→ **Vorliegender Text**
::::::::::
Das kanns doch wohl nicht sein, oder!?

Weiss da jmd. Rat?

Ciao


----------



## Guest (14. Mrz 2005)

Hab vergessen zu erwähnen, dass ich bei:


```
String roundTrip = new String(shortDescr.getBytes("UTF-16"), "UTF-16");
```

in der Ausgabe getBytes() verwende und mir jedes einzeln ausgeben lasse.


----------



## Bleiglanz (15. Mrz 2005)

du musst den Browser zu einem Encoding zwingen!

vor dem abschicken der JSP response.setCharaxterEncoding  + den mime-Typ + evtl. die <meta tags auf das gewünschte Encoding einstellen

beim repost der Antwort vor dem ersten Verwenden von getParameter die Methode request.setCharacterEncoding aufrufen


----------



## daLenz (15. Mrz 2005)

oder eine andere möglichkeit ist, dir einen filter zu schreiben, und diesen in der web.xml aufzurufen. somit musst du nicht überall das richtige encoding setzen, sondern nur eimal...vorausgesetzt, du willst überall dasselbe encoding verwenden...


----------



## Bleiglanz (15. Mrz 2005)

daLenz hat gesagt.:
			
		

> oder eine andere möglichkeit ist, dir einen filter zu schreiben, und diesen in der web.xml aufzurufen. somit musst du nicht überall das richtige encoding setzen, sondern nur eimal...vorausgesetzt, du willst überall dasselbe encoding verwenden...
::::::::::
[Einträge aus einem Datensatz]

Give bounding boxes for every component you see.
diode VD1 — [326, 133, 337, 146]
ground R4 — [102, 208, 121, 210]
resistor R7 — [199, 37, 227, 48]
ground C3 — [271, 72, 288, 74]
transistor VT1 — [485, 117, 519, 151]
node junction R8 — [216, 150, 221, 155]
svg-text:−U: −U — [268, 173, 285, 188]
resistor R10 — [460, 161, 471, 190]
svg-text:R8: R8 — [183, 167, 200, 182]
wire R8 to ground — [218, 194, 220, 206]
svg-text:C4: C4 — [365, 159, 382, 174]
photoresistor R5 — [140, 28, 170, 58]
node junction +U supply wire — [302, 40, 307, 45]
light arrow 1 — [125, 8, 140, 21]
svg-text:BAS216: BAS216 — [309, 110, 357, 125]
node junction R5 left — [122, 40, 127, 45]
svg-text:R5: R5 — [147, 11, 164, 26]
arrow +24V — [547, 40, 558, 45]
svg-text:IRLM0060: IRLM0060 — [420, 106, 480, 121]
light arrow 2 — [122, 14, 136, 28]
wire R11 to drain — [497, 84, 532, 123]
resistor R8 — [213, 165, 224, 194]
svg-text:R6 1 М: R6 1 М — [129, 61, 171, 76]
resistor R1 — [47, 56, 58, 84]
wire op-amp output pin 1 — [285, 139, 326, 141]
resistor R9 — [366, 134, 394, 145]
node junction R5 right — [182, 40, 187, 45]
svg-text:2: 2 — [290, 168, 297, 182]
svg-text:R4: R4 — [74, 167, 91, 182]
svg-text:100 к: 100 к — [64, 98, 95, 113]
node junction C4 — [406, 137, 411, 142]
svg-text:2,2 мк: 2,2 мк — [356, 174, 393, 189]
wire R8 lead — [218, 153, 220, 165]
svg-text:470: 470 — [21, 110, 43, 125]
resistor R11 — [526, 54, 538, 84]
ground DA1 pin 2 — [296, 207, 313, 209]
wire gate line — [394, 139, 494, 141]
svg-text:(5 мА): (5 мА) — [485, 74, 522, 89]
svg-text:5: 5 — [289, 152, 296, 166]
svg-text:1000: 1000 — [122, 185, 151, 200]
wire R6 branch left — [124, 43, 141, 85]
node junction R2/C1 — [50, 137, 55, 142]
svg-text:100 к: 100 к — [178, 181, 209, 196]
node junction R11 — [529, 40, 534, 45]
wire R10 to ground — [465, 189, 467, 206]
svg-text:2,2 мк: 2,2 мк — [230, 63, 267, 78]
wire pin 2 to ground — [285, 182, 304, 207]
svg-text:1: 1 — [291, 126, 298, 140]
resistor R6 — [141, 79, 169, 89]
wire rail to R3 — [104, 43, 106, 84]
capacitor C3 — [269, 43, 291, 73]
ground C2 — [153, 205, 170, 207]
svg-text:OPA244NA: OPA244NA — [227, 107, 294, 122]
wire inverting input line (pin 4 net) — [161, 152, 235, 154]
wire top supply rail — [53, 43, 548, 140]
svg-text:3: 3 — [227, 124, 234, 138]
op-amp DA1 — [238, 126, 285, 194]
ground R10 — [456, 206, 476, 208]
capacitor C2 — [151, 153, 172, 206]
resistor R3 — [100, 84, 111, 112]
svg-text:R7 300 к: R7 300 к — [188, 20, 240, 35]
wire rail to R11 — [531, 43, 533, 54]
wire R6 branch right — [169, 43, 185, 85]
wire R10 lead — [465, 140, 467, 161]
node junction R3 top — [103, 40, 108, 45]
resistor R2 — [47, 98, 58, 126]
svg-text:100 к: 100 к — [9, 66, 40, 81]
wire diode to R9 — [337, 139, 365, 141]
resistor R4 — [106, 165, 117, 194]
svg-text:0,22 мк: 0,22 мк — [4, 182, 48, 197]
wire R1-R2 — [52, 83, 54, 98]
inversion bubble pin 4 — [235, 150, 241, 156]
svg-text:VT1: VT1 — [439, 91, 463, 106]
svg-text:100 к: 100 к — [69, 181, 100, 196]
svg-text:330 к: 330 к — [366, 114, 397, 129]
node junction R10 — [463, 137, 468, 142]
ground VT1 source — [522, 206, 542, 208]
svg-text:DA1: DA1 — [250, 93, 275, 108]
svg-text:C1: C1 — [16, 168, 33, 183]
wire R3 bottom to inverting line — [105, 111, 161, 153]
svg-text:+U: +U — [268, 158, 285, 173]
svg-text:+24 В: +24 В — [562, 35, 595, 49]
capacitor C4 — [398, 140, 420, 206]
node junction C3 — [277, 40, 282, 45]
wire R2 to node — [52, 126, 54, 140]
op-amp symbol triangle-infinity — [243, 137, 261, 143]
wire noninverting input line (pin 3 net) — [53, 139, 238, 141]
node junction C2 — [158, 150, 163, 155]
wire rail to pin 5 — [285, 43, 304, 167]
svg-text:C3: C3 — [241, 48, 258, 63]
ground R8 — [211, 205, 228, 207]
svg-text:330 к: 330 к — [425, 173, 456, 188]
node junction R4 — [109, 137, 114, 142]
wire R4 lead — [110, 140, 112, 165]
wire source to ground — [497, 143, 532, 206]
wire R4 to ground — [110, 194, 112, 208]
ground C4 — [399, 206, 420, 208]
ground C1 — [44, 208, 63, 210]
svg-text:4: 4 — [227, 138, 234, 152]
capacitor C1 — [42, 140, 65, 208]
::::::::::
→ **Aufgabe 1**
In welcher Datei soll der Filter laut daLenz im Forenthread aufgerufen werden?
→ **Aufgabe 2**
Gib aus dem Forenthread die Stelle von „du musst den“ bis einschließlich „daLenz (15. Mrz 2005)“ wortgetreu wieder.

→ **Lösung 1**
In der web.xml.

→ **Lösung 2**
du musst den Browser zu einem Encoding zwingen!

vor dem abschicken der JSP response.setCharaxterEncoding  + den mime-Typ + evtl. die <meta tags auf das gewünschte Encoding einstellen

beim repost der Antwort vor dem ersten Verwenden von getParameter die Methode request.setCharacterEncoding aufrufen


----------



## daLenz (15. Mrz 2005)